| Written task |
Check each line of the listing for the string "VENUS", then state how many lines have it. Only the number is wanted.

(Records excerpted from a collection)
========================

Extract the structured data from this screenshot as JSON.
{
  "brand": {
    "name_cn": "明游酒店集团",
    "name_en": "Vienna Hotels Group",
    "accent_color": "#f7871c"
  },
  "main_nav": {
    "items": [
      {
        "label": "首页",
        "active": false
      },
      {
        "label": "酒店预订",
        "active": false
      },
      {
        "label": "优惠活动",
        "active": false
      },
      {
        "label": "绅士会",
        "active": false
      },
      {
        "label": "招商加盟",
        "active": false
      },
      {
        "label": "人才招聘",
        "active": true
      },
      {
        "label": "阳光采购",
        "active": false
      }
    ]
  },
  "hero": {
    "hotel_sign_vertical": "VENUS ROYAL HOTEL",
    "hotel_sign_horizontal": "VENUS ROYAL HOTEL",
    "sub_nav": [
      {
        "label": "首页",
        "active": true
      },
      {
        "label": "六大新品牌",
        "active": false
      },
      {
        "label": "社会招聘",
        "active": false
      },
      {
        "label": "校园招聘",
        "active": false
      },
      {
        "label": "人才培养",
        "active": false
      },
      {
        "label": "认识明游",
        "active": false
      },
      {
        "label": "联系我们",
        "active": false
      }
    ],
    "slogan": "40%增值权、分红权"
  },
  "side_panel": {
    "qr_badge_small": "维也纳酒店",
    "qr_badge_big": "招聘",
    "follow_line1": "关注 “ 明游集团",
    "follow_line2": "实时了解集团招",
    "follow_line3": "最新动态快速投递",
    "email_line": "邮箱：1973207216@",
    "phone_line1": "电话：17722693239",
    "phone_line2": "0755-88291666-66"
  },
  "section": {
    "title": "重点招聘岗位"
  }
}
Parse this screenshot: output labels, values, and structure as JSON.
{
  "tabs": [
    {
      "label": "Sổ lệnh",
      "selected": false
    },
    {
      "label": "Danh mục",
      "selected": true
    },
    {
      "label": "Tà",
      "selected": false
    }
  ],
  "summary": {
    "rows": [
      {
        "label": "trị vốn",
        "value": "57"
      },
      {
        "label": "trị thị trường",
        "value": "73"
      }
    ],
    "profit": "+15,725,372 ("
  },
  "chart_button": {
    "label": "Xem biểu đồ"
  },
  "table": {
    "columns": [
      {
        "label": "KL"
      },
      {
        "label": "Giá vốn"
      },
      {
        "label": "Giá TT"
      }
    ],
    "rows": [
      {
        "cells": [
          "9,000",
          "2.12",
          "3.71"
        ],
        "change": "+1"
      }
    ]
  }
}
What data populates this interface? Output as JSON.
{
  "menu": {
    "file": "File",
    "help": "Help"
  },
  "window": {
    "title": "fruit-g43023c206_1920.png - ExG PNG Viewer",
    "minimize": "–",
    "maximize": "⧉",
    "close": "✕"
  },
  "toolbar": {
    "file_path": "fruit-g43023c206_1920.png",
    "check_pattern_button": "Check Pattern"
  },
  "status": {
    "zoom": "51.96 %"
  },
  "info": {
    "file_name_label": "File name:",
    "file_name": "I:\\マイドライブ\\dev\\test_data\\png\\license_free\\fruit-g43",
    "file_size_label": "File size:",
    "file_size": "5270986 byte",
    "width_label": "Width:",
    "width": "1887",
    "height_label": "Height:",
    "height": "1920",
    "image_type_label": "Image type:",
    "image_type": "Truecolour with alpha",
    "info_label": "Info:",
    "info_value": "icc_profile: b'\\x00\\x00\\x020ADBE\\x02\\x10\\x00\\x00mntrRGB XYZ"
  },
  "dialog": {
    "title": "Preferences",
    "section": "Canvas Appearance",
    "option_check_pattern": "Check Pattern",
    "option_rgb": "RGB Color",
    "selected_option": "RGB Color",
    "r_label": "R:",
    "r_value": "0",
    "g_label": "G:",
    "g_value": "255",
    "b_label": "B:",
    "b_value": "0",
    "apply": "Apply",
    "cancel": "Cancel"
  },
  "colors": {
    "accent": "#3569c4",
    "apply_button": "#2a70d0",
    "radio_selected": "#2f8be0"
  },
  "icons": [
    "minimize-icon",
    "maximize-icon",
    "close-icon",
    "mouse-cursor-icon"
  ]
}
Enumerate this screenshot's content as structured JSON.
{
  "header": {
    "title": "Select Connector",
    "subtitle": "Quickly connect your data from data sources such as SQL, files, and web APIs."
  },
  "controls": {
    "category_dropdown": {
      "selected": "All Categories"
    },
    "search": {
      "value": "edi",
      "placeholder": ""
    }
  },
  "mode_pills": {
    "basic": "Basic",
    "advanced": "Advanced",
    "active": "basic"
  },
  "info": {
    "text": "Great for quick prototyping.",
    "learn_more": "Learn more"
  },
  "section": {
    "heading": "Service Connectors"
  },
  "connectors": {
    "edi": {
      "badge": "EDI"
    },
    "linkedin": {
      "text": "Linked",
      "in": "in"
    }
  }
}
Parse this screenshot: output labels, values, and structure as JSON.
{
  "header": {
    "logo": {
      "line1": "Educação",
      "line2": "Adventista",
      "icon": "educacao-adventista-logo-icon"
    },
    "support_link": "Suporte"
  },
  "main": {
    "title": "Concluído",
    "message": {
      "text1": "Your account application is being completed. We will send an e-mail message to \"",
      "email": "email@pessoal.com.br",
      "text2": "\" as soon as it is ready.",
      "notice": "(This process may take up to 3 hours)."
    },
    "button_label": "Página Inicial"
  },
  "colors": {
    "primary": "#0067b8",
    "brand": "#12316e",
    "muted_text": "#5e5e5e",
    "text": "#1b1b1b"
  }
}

========================

| Solved problem |
2